• _Do this_
Of the lines in the records that follow, how many include the word "Production"? Answer with a bare number.

Start

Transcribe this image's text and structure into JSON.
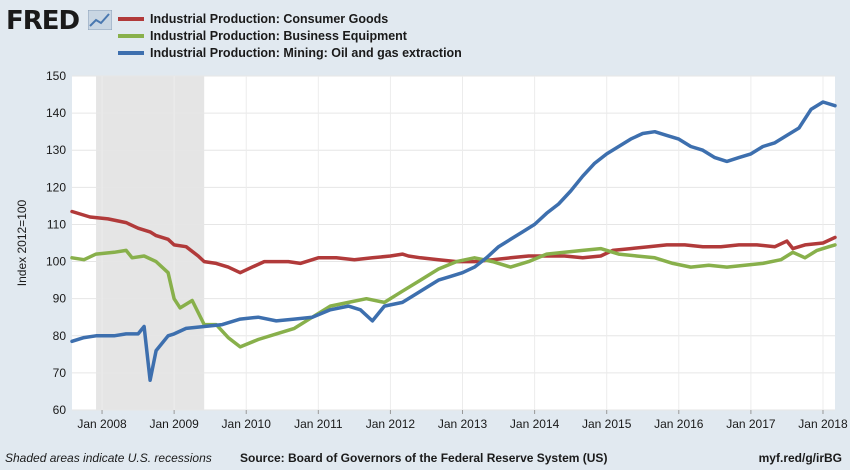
{
  "header": {
    "logo_text": "FRED",
    "logo_icon": "fred-chart-logo-icon"
  },
  "legend": [
    {
      "label": "Industrial Production: Consumer Goods",
      "color": "#b13a3a"
    },
    {
      "label": "Industrial Production: Business Equipment",
      "color": "#88b04b"
    },
    {
      "label": "Industrial Production: Mining: Oil and gas extraction",
      "color": "#3d6fae"
    }
  ],
  "footer": {
    "note": "Shaded areas indicate U.S. recessions",
    "source": "Source: Board of Governors of the Federal Reserve System (US)",
    "url": "myf.red/g/irBG"
  },
  "chart_data": {
    "type": "line",
    "ylabel": "Index 2012=100",
    "xlabel": "",
    "ylim": [
      60,
      150
    ],
    "xlim": [
      "2007-08",
      "2018-03"
    ],
    "yticks": [
      60,
      70,
      80,
      90,
      100,
      110,
      120,
      130,
      140,
      150
    ],
    "xticks": [
      {
        "label": "Jan 2008",
        "date": "2008-01"
      },
      {
        "label": "Jan 2009",
        "date": "2009-01"
      },
      {
        "label": "Jan 2010",
        "date": "2010-01"
      },
      {
        "label": "Jan 2011",
        "date": "2011-01"
      },
      {
        "label": "Jan 2012",
        "date": "2012-01"
      },
      {
        "label": "Jan 2013",
        "date": "2013-01"
      },
      {
        "label": "Jan 2014",
        "date": "2014-01"
      },
      {
        "label": "Jan 2015",
        "date": "2015-01"
      },
      {
        "label": "Jan 2016",
        "date": "2016-01"
      },
      {
        "label": "Jan 2017",
        "date": "2017-01"
      },
      {
        "label": "Jan 2018",
        "date": "2018-01"
      }
    ],
    "recession": {
      "start": "2007-12",
      "end": "2009-06"
    },
    "grid": true,
    "series": [
      {
        "name": "Industrial Production: Consumer Goods",
        "color": "#b13a3a",
        "points": [
          [
            "2007-08",
            113.5
          ],
          [
            "2007-11",
            112
          ],
          [
            "2008-02",
            111.5
          ],
          [
            "2008-05",
            110.5
          ],
          [
            "2008-07",
            109
          ],
          [
            "2008-09",
            108
          ],
          [
            "2008-10",
            107
          ],
          [
            "2008-12",
            106
          ],
          [
            "2009-01",
            104.5
          ],
          [
            "2009-03",
            104
          ],
          [
            "2009-05",
            101.5
          ],
          [
            "2009-06",
            100
          ],
          [
            "2009-08",
            99.5
          ],
          [
            "2009-10",
            98.5
          ],
          [
            "2009-12",
            97
          ],
          [
            "2010-02",
            98.5
          ],
          [
            "2010-04",
            100
          ],
          [
            "2010-06",
            100
          ],
          [
            "2010-08",
            100
          ],
          [
            "2010-10",
            99.5
          ],
          [
            "2011-01",
            101
          ],
          [
            "2011-04",
            101
          ],
          [
            "2011-07",
            100.5
          ],
          [
            "2011-10",
            101
          ],
          [
            "2012-01",
            101.5
          ],
          [
            "2012-03",
            102
          ],
          [
            "2012-04",
            101.5
          ],
          [
            "2012-06",
            101
          ],
          [
            "2012-09",
            100.5
          ],
          [
            "2012-12",
            100
          ],
          [
            "2013-03",
            100
          ],
          [
            "2013-06",
            100.5
          ],
          [
            "2013-09",
            101
          ],
          [
            "2013-12",
            101.5
          ],
          [
            "2014-03",
            101.5
          ],
          [
            "2014-06",
            101.5
          ],
          [
            "2014-09",
            101
          ],
          [
            "2014-12",
            101.5
          ],
          [
            "2015-02",
            103
          ],
          [
            "2015-05",
            103.5
          ],
          [
            "2015-08",
            104
          ],
          [
            "2015-11",
            104.5
          ],
          [
            "2016-02",
            104.5
          ],
          [
            "2016-05",
            104
          ],
          [
            "2016-08",
            104
          ],
          [
            "2016-11",
            104.5
          ],
          [
            "2017-02",
            104.5
          ],
          [
            "2017-05",
            104
          ],
          [
            "2017-07",
            105.5
          ],
          [
            "2017-08",
            103.5
          ],
          [
            "2017-10",
            104.5
          ],
          [
            "2018-01",
            105
          ],
          [
            "2018-03",
            106.5
          ]
        ]
      },
      {
        "name": "Industrial Production: Business Equipment",
        "color": "#88b04b",
        "points": [
          [
            "2007-08",
            101
          ],
          [
            "2007-10",
            100.5
          ],
          [
            "2007-12",
            102
          ],
          [
            "2008-03",
            102.5
          ],
          [
            "2008-05",
            103
          ],
          [
            "2008-06",
            101
          ],
          [
            "2008-08",
            101.5
          ],
          [
            "2008-10",
            100
          ],
          [
            "2008-12",
            97
          ],
          [
            "2009-01",
            90
          ],
          [
            "2009-02",
            87.5
          ],
          [
            "2009-04",
            89.5
          ],
          [
            "2009-06",
            83
          ],
          [
            "2009-08",
            83
          ],
          [
            "2009-10",
            79.5
          ],
          [
            "2009-12",
            77
          ],
          [
            "2010-03",
            79
          ],
          [
            "2010-06",
            80.5
          ],
          [
            "2010-09",
            82
          ],
          [
            "2010-12",
            85
          ],
          [
            "2011-03",
            88
          ],
          [
            "2011-06",
            89
          ],
          [
            "2011-09",
            90
          ],
          [
            "2011-12",
            89
          ],
          [
            "2012-03",
            92
          ],
          [
            "2012-06",
            95
          ],
          [
            "2012-09",
            98
          ],
          [
            "2012-12",
            100
          ],
          [
            "2013-03",
            101
          ],
          [
            "2013-06",
            100
          ],
          [
            "2013-09",
            98.5
          ],
          [
            "2013-12",
            100
          ],
          [
            "2014-03",
            102
          ],
          [
            "2014-06",
            102.5
          ],
          [
            "2014-09",
            103
          ],
          [
            "2014-12",
            103.5
          ],
          [
            "2015-03",
            102
          ],
          [
            "2015-06",
            101.5
          ],
          [
            "2015-09",
            101
          ],
          [
            "2015-12",
            99.5
          ],
          [
            "2016-03",
            98.5
          ],
          [
            "2016-06",
            99
          ],
          [
            "2016-09",
            98.5
          ],
          [
            "2016-12",
            99
          ],
          [
            "2017-03",
            99.5
          ],
          [
            "2017-06",
            100.5
          ],
          [
            "2017-08",
            102.5
          ],
          [
            "2017-10",
            101
          ],
          [
            "2017-12",
            103
          ],
          [
            "2018-02",
            104
          ],
          [
            "2018-03",
            104.5
          ]
        ]
      },
      {
        "name": "Industrial Production: Mining: Oil and gas extraction",
        "color": "#3d6fae",
        "points": [
          [
            "2007-08",
            78.5
          ],
          [
            "2007-10",
            79.5
          ],
          [
            "2007-12",
            80
          ],
          [
            "2008-03",
            80
          ],
          [
            "2008-05",
            80.5
          ],
          [
            "2008-07",
            80.5
          ],
          [
            "2008-08",
            82.5
          ],
          [
            "2008-09",
            68
          ],
          [
            "2008-10",
            76
          ],
          [
            "2008-12",
            80
          ],
          [
            "2009-01",
            80.5
          ],
          [
            "2009-03",
            82
          ],
          [
            "2009-06",
            82.5
          ],
          [
            "2009-09",
            83
          ],
          [
            "2009-12",
            84.5
          ],
          [
            "2010-03",
            85
          ],
          [
            "2010-06",
            84
          ],
          [
            "2010-09",
            84.5
          ],
          [
            "2010-12",
            85
          ],
          [
            "2011-03",
            87
          ],
          [
            "2011-06",
            88
          ],
          [
            "2011-08",
            87
          ],
          [
            "2011-10",
            84
          ],
          [
            "2011-12",
            88
          ],
          [
            "2012-03",
            89
          ],
          [
            "2012-05",
            91
          ],
          [
            "2012-07",
            93
          ],
          [
            "2012-09",
            95
          ],
          [
            "2012-11",
            96
          ],
          [
            "2013-01",
            97
          ],
          [
            "2013-03",
            98.5
          ],
          [
            "2013-05",
            101
          ],
          [
            "2013-07",
            104
          ],
          [
            "2013-09",
            106
          ],
          [
            "2013-11",
            108
          ],
          [
            "2014-01",
            110
          ],
          [
            "2014-03",
            113
          ],
          [
            "2014-05",
            115.5
          ],
          [
            "2014-07",
            119
          ],
          [
            "2014-09",
            123
          ],
          [
            "2014-11",
            126.5
          ],
          [
            "2015-01",
            129
          ],
          [
            "2015-03",
            131
          ],
          [
            "2015-05",
            133
          ],
          [
            "2015-07",
            134.5
          ],
          [
            "2015-09",
            135
          ],
          [
            "2015-11",
            134
          ],
          [
            "2016-01",
            133
          ],
          [
            "2016-03",
            131
          ],
          [
            "2016-05",
            130
          ],
          [
            "2016-07",
            128
          ],
          [
            "2016-09",
            127
          ],
          [
            "2016-11",
            128
          ],
          [
            "2017-01",
            129
          ],
          [
            "2017-03",
            131
          ],
          [
            "2017-05",
            132
          ],
          [
            "2017-07",
            134
          ],
          [
            "2017-09",
            136
          ],
          [
            "2017-11",
            141
          ],
          [
            "2018-01",
            143
          ],
          [
            "2018-03",
            142
          ]
        ]
      }
    ]
  }
}
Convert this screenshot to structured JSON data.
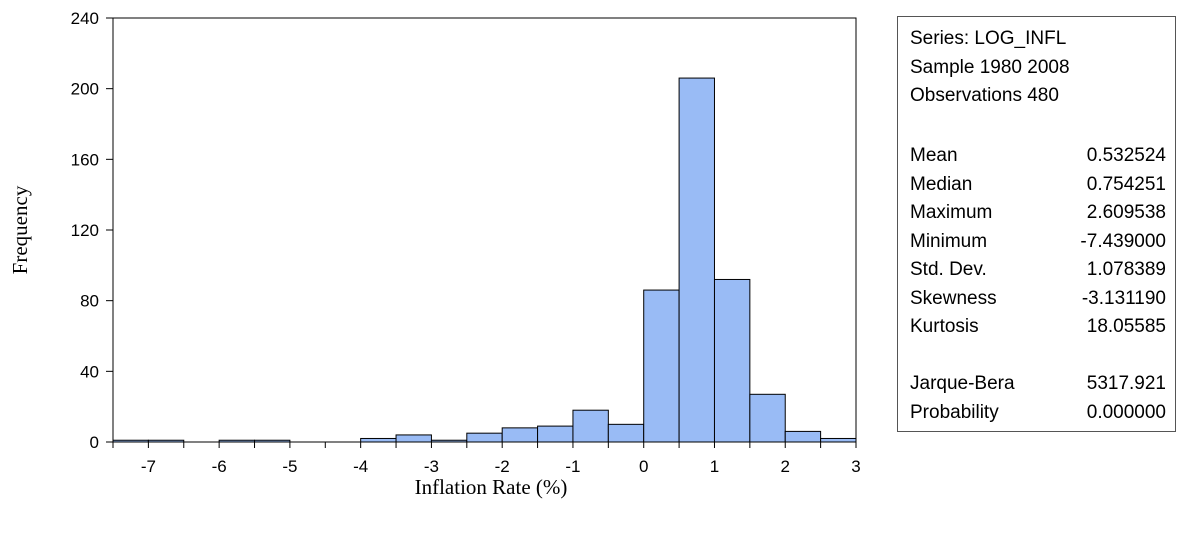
{
  "chart_data": {
    "type": "bar",
    "xlabel": "Inflation Rate (%)",
    "ylabel": "Frequency",
    "xlim": [
      -7.5,
      3
    ],
    "ylim": [
      0,
      240
    ],
    "xticks": [
      -7,
      -6,
      -5,
      -4,
      -3,
      -2,
      -1,
      0,
      1,
      2,
      3
    ],
    "yticks": [
      0,
      40,
      80,
      120,
      160,
      200,
      240
    ],
    "bin_width": 0.5,
    "bins": [
      {
        "start": -7.5,
        "value": 1
      },
      {
        "start": -7.0,
        "value": 1
      },
      {
        "start": -6.0,
        "value": 1
      },
      {
        "start": -5.5,
        "value": 1
      },
      {
        "start": -4.0,
        "value": 2
      },
      {
        "start": -3.5,
        "value": 4
      },
      {
        "start": -3.0,
        "value": 1
      },
      {
        "start": -2.5,
        "value": 5
      },
      {
        "start": -2.0,
        "value": 8
      },
      {
        "start": -1.5,
        "value": 9
      },
      {
        "start": -1.0,
        "value": 18
      },
      {
        "start": -0.5,
        "value": 10
      },
      {
        "start": 0.0,
        "value": 86
      },
      {
        "start": 0.5,
        "value": 206
      },
      {
        "start": 1.0,
        "value": 92
      },
      {
        "start": 1.5,
        "value": 27
      },
      {
        "start": 2.0,
        "value": 6
      },
      {
        "start": 2.5,
        "value": 2
      }
    ],
    "grid": false,
    "colors": {
      "bar_fill": "#99bbf5",
      "bar_stroke": "#000000"
    }
  },
  "stats": {
    "series": "Series: LOG_INFL",
    "sample": "Sample 1980 2008",
    "observations": "Observations 480",
    "rows": [
      {
        "label": "Mean",
        "value": "0.532524"
      },
      {
        "label": "Median",
        "value": "0.754251"
      },
      {
        "label": "Maximum",
        "value": "2.609538"
      },
      {
        "label": "Minimum",
        "value": "-7.439000"
      },
      {
        "label": "Std. Dev.",
        "value": "1.078389"
      },
      {
        "label": "Skewness",
        "value": "-3.131190"
      },
      {
        "label": "Kurtosis",
        "value": "18.05585"
      }
    ],
    "tests": [
      {
        "label": "Jarque-Bera",
        "value": "5317.921"
      },
      {
        "label": "Probability",
        "value": "0.000000"
      }
    ]
  }
}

End

• _The result_
6